▸ WHAT YOU WILL DO
In the records that follow, show each line where the word "Depressive" is present.

▸ TASK DATA
━━━━━━

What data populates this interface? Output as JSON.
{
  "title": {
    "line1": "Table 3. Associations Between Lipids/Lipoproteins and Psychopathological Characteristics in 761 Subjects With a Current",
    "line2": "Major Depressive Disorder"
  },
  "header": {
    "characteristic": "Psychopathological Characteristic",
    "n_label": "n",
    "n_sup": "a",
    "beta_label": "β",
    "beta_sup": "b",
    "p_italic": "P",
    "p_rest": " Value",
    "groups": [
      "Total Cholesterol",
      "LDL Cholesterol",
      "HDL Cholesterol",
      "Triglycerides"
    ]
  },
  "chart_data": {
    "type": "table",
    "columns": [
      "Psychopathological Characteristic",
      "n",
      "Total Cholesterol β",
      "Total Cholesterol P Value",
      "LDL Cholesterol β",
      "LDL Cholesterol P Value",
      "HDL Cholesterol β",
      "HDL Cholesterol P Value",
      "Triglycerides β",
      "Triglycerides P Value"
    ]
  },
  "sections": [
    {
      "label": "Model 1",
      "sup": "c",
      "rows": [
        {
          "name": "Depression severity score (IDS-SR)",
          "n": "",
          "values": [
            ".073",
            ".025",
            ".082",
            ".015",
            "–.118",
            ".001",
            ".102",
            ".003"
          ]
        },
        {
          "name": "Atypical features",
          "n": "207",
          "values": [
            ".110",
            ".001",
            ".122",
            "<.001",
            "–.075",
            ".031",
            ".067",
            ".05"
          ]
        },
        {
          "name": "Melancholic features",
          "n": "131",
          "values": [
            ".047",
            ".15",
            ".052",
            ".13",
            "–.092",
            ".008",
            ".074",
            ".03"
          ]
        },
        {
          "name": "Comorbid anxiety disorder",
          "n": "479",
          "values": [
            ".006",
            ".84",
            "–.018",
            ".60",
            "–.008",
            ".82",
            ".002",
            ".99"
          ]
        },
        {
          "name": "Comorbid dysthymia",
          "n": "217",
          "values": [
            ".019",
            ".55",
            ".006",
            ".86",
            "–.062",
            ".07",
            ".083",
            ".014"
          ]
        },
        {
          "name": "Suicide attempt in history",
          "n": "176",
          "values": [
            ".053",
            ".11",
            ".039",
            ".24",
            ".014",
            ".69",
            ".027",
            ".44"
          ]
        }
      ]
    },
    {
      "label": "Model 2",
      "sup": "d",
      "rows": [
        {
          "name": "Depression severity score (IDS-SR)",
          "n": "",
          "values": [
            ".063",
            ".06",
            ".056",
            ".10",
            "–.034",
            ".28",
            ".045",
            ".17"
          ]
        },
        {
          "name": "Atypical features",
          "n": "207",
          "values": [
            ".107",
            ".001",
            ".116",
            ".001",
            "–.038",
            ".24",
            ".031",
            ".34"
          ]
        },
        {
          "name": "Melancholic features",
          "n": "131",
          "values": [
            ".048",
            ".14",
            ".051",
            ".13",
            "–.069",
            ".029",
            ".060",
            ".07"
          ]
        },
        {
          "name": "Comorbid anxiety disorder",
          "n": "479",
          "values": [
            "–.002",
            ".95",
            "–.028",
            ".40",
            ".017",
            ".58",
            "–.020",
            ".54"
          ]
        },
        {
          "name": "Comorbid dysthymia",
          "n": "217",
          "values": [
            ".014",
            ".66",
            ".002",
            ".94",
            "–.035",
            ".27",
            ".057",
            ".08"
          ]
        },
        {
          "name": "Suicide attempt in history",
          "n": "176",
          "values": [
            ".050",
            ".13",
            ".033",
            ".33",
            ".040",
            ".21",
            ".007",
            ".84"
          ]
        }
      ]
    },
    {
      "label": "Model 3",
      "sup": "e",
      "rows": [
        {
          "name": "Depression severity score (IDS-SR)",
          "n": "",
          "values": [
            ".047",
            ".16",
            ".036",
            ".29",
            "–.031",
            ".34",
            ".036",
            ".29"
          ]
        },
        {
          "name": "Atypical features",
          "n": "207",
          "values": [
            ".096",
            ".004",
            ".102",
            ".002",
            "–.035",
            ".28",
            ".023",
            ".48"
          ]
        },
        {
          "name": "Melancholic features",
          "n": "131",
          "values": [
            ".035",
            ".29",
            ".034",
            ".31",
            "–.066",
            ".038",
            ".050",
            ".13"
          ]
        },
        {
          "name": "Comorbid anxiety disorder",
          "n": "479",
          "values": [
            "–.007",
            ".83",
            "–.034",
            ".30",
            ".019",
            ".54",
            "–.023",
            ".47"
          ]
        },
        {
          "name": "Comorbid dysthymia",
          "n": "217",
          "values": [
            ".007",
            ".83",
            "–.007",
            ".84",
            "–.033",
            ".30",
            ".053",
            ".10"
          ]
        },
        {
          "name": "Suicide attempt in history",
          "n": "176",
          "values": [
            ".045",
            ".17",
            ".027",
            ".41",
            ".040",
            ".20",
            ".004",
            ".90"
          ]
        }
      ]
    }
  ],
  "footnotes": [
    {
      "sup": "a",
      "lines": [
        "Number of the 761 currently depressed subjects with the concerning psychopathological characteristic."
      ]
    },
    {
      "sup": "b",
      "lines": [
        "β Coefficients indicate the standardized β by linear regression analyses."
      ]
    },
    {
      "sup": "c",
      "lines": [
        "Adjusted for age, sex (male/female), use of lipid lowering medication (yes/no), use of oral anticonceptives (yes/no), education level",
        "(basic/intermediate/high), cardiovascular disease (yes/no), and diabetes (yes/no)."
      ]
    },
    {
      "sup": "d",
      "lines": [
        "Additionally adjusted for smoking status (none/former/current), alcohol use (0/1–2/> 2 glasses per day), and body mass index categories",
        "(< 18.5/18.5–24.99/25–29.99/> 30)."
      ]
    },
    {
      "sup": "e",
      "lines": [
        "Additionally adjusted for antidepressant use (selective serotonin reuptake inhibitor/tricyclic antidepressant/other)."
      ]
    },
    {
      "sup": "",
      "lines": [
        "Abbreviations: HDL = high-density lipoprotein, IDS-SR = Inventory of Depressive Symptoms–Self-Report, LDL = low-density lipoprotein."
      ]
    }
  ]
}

━━━━━━

▸ RESPONSE
    "line2": "Major Depressive Disorder"
        "Abbreviations: HDL = high-density lipoprotein, IDS-SR = Inventory of Depressive Symptoms–Self-Report, LDL = low-density lipoprotein."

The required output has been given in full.